- [BRIEF]
Pull out every line below that contains the word "from".

--- start ---

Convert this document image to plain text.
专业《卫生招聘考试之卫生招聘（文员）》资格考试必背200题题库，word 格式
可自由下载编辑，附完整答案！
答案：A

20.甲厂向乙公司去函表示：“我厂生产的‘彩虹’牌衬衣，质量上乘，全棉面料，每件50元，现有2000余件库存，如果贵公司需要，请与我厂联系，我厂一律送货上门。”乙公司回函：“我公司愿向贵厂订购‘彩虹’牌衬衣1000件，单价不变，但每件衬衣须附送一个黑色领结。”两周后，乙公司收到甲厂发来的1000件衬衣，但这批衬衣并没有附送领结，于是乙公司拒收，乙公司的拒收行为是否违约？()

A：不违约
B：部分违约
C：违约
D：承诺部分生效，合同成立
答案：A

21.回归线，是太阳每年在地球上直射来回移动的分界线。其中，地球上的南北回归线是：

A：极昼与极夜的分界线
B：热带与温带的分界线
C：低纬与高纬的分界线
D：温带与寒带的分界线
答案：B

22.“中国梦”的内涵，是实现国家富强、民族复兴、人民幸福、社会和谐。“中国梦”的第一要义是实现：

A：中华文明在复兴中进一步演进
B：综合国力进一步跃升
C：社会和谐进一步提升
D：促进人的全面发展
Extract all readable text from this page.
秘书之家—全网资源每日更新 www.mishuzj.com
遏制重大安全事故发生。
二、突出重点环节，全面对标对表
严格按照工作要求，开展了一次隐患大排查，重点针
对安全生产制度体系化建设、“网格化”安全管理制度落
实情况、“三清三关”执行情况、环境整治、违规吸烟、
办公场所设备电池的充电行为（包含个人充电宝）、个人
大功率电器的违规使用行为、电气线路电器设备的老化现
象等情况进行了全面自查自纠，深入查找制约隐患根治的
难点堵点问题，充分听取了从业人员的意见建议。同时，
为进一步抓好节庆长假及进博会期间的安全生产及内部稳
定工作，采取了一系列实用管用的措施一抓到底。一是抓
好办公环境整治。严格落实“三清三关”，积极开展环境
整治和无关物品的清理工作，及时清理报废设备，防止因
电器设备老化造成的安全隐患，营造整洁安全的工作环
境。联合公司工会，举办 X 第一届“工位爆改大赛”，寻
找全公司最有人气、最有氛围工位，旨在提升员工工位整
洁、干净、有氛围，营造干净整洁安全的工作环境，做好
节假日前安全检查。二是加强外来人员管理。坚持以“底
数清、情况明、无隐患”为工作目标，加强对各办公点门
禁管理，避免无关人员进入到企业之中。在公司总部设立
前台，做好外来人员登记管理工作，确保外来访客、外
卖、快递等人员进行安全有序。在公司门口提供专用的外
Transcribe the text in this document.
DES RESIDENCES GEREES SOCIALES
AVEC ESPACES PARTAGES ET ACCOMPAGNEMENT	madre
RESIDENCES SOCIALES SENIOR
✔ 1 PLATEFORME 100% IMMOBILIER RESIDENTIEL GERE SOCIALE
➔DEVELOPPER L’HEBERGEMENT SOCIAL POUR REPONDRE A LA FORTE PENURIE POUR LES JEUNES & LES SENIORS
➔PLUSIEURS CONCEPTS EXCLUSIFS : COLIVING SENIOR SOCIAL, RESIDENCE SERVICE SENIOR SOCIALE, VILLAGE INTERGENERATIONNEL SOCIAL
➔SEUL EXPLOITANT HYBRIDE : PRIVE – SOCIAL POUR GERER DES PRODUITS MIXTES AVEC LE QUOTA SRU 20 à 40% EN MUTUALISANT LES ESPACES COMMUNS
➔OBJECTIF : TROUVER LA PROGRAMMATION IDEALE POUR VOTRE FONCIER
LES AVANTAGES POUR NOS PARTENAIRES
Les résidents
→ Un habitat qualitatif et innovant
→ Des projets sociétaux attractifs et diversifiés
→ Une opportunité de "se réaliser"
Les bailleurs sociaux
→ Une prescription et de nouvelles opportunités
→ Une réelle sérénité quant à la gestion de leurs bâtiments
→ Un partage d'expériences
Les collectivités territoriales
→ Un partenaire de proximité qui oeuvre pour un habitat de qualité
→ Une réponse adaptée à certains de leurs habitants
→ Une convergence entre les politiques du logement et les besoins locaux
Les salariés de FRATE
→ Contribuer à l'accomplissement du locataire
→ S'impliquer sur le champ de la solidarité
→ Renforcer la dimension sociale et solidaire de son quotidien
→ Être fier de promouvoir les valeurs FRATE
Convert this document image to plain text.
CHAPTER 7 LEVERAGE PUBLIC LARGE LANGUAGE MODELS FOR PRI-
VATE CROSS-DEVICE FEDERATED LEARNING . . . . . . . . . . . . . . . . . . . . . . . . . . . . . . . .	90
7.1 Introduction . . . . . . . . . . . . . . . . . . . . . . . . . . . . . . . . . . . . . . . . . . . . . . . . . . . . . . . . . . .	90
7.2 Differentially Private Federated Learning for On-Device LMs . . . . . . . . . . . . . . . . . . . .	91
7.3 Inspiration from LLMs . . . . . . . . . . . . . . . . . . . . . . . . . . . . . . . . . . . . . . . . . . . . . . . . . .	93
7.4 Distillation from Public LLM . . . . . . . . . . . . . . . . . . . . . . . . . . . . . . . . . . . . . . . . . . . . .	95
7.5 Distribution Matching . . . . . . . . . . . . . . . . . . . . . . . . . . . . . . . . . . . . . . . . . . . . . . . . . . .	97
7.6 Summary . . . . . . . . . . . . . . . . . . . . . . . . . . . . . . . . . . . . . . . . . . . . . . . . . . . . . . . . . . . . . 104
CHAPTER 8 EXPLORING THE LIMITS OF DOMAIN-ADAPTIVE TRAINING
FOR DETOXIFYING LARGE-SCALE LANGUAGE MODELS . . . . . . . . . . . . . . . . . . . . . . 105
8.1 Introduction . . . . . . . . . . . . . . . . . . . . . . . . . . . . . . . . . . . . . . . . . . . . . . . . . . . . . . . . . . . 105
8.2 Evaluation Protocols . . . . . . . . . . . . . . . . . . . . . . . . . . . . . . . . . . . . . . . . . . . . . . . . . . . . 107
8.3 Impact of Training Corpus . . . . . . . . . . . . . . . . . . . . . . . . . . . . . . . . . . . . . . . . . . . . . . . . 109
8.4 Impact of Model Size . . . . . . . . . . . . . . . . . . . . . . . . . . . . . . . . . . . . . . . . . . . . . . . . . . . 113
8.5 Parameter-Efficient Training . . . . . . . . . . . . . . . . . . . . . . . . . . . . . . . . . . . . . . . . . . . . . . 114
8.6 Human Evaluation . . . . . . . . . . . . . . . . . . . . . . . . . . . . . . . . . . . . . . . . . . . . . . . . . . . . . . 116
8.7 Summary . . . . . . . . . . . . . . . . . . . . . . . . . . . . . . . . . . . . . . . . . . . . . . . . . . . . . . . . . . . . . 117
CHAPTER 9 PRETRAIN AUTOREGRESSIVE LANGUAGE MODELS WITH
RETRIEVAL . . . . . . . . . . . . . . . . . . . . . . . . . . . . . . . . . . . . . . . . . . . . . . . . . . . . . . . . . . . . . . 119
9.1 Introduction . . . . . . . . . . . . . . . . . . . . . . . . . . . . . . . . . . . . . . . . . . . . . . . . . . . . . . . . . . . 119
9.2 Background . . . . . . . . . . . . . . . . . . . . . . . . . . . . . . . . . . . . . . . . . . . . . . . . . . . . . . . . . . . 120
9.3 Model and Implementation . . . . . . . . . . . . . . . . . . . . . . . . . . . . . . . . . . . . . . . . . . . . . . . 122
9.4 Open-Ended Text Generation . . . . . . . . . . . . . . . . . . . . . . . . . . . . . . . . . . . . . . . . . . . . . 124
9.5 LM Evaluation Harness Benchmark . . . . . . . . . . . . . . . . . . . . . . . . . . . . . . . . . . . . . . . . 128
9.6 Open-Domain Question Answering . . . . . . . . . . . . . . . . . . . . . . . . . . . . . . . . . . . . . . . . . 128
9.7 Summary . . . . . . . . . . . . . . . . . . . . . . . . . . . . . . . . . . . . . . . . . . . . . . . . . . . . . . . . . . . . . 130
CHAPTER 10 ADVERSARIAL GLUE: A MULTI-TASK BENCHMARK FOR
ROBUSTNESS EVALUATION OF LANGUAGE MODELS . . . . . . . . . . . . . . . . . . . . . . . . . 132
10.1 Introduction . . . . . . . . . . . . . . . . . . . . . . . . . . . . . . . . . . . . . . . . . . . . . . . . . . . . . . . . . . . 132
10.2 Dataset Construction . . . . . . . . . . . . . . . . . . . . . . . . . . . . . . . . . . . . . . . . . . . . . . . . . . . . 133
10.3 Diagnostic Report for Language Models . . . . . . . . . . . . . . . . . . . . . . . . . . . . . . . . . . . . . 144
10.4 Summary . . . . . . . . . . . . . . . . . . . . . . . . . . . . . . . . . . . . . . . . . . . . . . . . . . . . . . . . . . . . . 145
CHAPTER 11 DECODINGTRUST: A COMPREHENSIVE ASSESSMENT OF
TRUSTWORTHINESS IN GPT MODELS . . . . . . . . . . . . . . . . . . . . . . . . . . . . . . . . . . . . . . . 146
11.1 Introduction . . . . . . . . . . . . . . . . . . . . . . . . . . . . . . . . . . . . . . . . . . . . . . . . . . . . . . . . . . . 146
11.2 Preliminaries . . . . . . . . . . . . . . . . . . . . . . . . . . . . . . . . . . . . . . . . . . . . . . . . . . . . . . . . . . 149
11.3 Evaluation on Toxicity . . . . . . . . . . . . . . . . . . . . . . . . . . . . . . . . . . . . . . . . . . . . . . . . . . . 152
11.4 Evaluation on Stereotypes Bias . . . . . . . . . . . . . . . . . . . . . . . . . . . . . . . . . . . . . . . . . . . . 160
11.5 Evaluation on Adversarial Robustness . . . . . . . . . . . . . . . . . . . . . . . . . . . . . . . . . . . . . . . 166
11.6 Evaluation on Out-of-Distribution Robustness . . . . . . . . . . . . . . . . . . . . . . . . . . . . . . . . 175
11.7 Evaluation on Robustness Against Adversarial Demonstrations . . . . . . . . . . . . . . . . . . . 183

--- end ---

- [CORRECT OUTPUT]
Extract all readable text from this page.
7.3 Inspiration from LLMs . . . . . . . . . . . . . . . . . . . . . . . . . . . . . . . . . . . . . . . . . . . . . . . . . .	93
7.4 Distillation from Public LLM . . . . . . . . . . . . . . . . . . . . . . . . . . . . . . . . . . . . . . . . . . . . .	95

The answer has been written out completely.